■ WHAT IS REQUIRED:
Where a line below holds the string "variety", copy that line.

■ DATA LINES:
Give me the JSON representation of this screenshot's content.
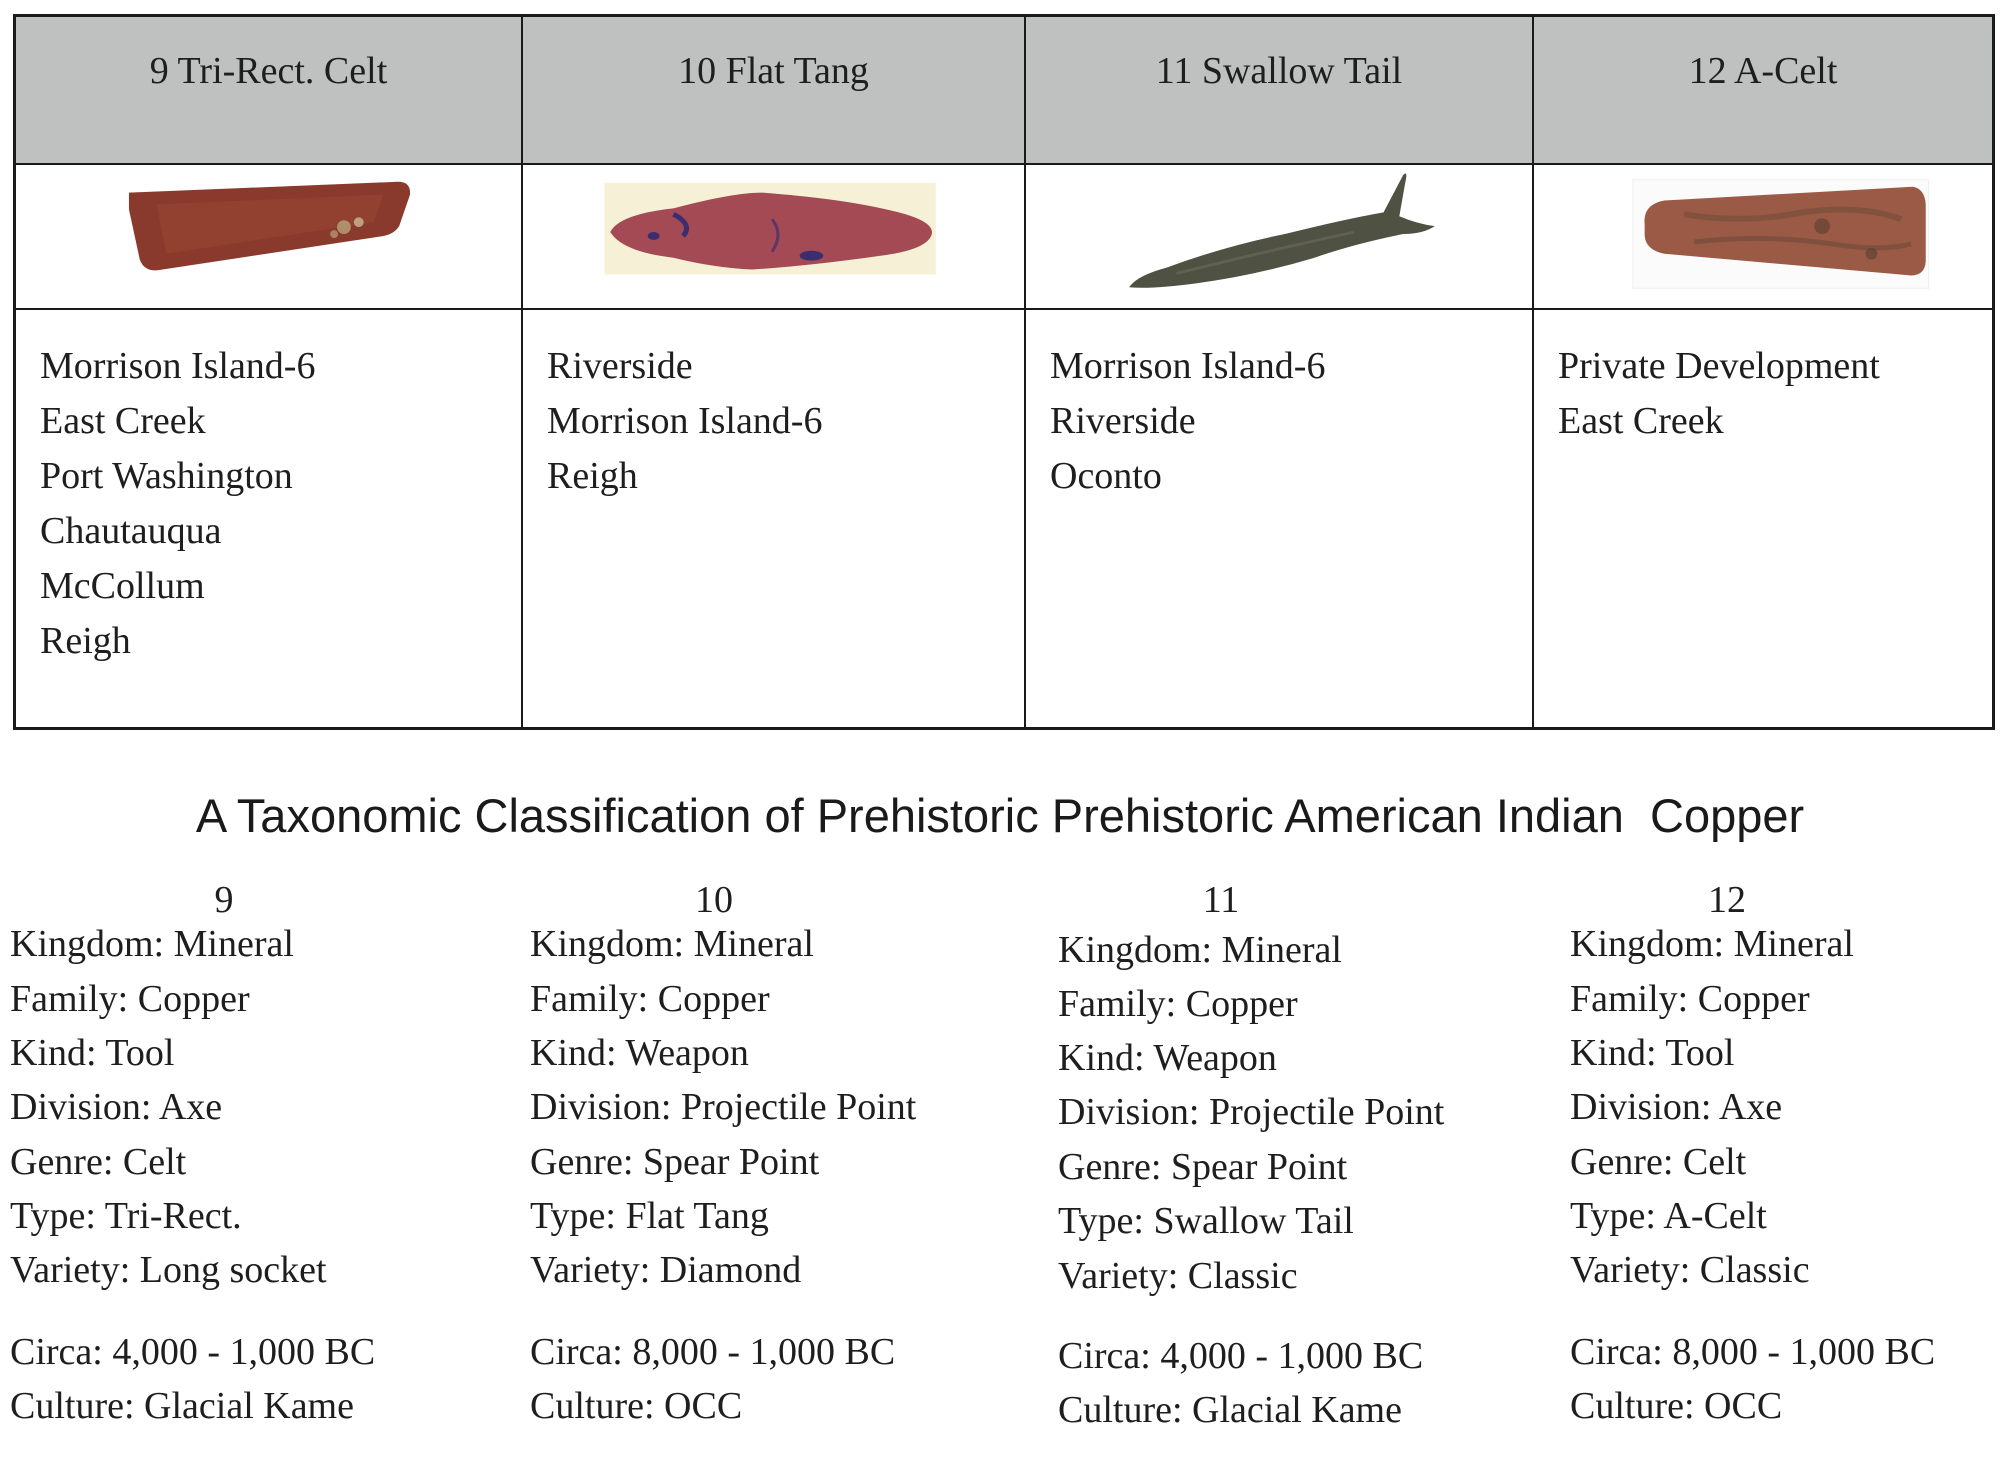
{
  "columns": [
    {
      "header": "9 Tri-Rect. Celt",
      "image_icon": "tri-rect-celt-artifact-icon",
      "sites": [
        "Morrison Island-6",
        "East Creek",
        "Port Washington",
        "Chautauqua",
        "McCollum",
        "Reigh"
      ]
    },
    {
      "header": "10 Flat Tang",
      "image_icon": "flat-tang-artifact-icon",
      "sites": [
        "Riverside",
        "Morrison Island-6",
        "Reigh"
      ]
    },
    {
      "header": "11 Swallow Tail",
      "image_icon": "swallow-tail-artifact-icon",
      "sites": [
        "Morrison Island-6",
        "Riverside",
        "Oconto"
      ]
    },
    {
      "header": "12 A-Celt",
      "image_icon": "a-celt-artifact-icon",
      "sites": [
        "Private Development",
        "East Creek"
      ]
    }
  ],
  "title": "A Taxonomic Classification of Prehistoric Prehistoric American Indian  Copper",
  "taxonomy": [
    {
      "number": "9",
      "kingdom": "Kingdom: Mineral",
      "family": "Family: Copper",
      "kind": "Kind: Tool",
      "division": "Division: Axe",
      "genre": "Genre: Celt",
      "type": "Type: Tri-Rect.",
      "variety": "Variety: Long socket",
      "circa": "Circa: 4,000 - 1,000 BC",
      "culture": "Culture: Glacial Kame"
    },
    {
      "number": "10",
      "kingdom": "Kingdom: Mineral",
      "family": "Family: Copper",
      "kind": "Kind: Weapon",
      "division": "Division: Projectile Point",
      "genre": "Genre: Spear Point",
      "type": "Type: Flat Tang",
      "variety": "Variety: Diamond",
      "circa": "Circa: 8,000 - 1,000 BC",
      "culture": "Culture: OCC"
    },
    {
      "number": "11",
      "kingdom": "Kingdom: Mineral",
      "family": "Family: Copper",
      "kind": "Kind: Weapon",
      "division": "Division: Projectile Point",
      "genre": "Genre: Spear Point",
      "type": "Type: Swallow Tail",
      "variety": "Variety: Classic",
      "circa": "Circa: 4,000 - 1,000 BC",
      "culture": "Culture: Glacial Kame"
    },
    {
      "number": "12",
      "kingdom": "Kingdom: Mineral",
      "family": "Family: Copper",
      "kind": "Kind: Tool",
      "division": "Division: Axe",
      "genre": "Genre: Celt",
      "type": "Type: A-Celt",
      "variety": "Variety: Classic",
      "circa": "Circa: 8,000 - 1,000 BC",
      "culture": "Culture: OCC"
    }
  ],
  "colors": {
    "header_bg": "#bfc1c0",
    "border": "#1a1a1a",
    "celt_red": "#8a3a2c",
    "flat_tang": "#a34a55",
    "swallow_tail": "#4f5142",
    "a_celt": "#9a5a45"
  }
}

■ FINAL RESULT:
      "variety": "Variety: Long socket",
      "variety": "Variety: Diamond",
      "variety": "Variety: Classic",
      "variety": "Variety: Classic",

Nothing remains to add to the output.